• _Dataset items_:
(begin)

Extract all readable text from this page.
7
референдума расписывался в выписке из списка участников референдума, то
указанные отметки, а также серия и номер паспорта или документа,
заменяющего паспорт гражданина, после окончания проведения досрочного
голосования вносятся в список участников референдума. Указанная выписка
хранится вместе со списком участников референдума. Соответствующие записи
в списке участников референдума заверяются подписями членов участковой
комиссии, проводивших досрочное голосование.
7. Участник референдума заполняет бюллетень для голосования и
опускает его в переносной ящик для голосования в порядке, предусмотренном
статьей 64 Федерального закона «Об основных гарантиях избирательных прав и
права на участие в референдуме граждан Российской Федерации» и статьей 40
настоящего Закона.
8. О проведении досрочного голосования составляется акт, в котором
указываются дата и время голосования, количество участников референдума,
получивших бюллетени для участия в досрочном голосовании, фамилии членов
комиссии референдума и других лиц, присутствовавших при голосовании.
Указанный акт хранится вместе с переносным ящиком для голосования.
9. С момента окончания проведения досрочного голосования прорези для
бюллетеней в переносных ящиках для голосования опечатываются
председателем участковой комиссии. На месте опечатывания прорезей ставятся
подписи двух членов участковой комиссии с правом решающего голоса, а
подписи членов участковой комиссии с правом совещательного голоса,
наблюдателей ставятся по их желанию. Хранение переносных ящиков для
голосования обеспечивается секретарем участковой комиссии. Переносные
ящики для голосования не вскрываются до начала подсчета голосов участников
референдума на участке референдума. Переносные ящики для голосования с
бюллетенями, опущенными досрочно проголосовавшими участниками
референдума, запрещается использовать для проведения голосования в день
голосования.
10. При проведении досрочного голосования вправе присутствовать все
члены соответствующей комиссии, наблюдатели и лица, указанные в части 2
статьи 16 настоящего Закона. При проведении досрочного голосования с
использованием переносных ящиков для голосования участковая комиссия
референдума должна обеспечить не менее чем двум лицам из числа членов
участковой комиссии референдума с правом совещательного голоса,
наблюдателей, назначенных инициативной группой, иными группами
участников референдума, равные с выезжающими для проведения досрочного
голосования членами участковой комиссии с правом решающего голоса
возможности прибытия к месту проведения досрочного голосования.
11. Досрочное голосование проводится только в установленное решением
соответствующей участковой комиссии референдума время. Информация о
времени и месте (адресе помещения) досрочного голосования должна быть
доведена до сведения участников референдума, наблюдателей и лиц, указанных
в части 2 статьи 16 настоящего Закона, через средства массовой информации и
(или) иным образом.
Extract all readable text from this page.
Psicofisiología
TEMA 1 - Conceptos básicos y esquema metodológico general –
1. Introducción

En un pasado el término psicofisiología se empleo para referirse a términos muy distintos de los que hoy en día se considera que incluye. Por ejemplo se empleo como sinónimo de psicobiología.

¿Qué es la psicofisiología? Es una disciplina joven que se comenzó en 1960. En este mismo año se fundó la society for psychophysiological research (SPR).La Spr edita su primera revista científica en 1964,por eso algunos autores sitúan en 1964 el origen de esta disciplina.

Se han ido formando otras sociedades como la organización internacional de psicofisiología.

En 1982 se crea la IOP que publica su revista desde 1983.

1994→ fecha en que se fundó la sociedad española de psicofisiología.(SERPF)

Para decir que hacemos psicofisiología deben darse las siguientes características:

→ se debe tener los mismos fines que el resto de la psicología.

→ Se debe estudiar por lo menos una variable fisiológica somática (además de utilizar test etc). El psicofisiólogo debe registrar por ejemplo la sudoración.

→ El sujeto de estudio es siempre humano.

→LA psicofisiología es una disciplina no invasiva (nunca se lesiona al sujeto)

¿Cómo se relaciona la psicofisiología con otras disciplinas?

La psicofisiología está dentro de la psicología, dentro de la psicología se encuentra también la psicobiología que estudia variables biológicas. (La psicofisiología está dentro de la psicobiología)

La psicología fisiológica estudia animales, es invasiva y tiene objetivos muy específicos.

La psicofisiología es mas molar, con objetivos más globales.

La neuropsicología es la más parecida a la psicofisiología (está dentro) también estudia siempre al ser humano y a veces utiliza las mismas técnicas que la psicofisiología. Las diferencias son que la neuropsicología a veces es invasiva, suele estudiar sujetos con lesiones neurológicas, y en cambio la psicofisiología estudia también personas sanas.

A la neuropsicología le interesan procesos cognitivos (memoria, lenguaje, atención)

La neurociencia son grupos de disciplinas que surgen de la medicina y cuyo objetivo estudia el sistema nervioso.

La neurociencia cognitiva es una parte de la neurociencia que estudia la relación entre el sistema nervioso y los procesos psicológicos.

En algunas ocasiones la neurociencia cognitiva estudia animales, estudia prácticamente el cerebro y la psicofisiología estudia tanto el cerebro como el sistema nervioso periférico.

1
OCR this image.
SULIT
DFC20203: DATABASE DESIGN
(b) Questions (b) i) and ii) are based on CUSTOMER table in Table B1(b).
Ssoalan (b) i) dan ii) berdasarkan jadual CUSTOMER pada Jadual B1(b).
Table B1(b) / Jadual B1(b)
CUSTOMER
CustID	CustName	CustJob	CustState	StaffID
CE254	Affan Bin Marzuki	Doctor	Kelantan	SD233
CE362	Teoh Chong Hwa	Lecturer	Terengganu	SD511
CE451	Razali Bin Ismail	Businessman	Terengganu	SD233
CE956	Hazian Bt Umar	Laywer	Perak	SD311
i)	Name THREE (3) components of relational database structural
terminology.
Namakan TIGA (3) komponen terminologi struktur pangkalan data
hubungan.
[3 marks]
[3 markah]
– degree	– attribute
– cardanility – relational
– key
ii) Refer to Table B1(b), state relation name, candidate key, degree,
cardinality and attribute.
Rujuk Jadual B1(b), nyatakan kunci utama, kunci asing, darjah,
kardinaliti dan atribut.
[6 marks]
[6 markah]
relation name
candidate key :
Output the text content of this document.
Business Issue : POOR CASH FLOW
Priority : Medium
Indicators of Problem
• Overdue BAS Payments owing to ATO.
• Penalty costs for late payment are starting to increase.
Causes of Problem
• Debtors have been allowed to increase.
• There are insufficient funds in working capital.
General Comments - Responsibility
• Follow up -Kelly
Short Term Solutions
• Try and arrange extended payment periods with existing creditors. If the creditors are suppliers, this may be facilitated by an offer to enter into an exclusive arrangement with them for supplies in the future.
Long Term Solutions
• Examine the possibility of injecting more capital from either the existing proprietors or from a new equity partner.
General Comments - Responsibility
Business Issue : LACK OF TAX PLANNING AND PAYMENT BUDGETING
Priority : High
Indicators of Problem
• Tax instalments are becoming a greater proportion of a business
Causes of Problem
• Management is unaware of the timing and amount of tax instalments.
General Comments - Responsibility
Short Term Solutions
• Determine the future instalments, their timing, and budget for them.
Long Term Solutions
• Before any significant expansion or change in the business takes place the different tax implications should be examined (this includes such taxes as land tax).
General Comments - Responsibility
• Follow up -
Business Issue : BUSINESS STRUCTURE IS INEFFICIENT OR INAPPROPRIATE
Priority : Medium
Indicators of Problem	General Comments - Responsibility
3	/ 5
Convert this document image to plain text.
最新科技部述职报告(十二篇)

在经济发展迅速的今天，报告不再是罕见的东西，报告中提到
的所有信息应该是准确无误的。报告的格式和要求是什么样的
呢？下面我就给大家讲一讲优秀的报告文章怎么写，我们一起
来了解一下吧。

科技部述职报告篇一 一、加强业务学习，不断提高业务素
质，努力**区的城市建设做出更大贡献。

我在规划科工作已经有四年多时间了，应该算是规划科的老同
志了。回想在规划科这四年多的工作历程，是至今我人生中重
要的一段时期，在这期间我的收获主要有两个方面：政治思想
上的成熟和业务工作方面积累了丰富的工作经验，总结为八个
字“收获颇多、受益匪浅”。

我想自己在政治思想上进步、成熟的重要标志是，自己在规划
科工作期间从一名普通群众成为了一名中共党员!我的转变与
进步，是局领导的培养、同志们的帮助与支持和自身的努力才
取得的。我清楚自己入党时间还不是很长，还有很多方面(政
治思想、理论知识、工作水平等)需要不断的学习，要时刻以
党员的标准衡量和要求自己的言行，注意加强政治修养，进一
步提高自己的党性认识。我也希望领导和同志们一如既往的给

(end)

• _GIVEN EXERCISE_:
Filter for "ejemplo". Return all lines that hold it.

• _TASK RESULT_:
En un pasado el término psicofisiología se empleo para referirse a términos muy distintos de los que hoy en día se considera que incluye. Por ejemplo se empleo como sinónimo de psicobiología.
→ Se debe estudiar por lo menos una variable fisiológica somática (además de utilizar test etc). El psicofisiólogo debe registrar por ejemplo la sudoración.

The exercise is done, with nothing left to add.